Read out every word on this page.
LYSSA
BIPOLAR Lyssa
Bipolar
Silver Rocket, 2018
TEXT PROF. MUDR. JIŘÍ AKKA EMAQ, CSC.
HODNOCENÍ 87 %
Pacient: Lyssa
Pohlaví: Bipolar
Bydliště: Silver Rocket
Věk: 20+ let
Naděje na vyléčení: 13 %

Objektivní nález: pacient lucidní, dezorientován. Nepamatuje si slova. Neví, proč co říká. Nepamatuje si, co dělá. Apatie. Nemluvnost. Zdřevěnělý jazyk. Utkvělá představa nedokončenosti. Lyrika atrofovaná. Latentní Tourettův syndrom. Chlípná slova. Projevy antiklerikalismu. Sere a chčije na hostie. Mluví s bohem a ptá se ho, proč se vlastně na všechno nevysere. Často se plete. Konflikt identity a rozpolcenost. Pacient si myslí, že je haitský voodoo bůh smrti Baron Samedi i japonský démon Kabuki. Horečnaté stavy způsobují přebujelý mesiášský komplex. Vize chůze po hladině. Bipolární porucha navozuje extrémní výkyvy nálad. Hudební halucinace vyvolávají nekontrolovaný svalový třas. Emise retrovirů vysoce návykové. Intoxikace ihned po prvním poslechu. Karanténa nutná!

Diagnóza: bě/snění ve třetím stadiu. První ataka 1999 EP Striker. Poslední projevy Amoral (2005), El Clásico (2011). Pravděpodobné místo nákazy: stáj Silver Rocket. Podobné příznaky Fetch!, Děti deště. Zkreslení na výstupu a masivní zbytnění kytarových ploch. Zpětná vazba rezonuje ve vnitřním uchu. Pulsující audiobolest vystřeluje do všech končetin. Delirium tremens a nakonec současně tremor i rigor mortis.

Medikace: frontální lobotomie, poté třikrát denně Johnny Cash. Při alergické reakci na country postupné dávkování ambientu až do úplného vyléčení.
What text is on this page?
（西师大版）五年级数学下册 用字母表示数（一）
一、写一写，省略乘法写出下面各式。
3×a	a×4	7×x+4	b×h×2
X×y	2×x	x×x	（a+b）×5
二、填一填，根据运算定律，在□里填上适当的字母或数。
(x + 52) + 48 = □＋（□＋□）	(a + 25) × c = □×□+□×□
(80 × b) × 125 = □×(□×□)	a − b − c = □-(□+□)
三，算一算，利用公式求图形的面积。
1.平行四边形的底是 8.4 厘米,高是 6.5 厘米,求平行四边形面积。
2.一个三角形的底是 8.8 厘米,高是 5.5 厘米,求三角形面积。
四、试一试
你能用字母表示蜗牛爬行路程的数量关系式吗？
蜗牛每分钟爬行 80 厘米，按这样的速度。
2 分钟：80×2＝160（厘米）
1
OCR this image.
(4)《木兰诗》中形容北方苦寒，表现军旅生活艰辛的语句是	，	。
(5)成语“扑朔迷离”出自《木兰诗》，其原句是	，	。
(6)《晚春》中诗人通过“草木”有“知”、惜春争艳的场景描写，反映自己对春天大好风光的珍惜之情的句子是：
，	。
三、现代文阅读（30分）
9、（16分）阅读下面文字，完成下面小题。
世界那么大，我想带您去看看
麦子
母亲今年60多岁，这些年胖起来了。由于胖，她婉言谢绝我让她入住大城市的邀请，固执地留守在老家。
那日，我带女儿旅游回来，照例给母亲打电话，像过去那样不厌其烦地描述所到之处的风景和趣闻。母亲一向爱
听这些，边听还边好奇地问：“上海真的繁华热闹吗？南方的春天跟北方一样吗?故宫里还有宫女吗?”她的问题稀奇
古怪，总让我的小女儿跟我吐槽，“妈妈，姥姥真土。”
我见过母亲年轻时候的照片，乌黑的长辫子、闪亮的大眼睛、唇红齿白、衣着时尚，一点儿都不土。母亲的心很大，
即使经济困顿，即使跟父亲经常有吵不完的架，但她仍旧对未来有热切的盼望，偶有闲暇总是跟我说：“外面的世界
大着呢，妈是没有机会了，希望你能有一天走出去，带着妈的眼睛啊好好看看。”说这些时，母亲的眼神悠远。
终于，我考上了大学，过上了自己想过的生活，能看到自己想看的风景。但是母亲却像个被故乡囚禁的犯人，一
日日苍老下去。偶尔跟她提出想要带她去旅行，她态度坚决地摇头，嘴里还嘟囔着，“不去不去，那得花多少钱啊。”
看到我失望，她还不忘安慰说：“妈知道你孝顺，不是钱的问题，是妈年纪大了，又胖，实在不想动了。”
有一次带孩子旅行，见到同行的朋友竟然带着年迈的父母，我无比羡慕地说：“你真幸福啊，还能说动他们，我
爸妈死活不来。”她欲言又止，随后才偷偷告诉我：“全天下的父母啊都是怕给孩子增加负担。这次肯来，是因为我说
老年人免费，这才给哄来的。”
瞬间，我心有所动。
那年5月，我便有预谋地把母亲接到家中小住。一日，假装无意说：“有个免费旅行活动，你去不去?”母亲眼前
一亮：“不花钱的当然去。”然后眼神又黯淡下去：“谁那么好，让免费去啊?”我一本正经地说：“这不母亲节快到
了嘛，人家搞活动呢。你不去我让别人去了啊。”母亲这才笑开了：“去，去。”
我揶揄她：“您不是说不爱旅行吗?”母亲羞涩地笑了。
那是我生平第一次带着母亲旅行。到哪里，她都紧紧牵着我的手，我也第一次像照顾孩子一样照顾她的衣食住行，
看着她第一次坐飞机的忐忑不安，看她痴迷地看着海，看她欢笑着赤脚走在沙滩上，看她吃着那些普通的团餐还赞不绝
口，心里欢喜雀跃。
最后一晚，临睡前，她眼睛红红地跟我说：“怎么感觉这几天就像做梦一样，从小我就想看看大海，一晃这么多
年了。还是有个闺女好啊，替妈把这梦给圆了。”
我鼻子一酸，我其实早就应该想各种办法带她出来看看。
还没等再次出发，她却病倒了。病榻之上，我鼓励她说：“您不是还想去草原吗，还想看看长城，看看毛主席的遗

Stated exercise
In the entries above, find each line with the word "page" and show it.

Output below
Read out every word on this page.
What text is on this page?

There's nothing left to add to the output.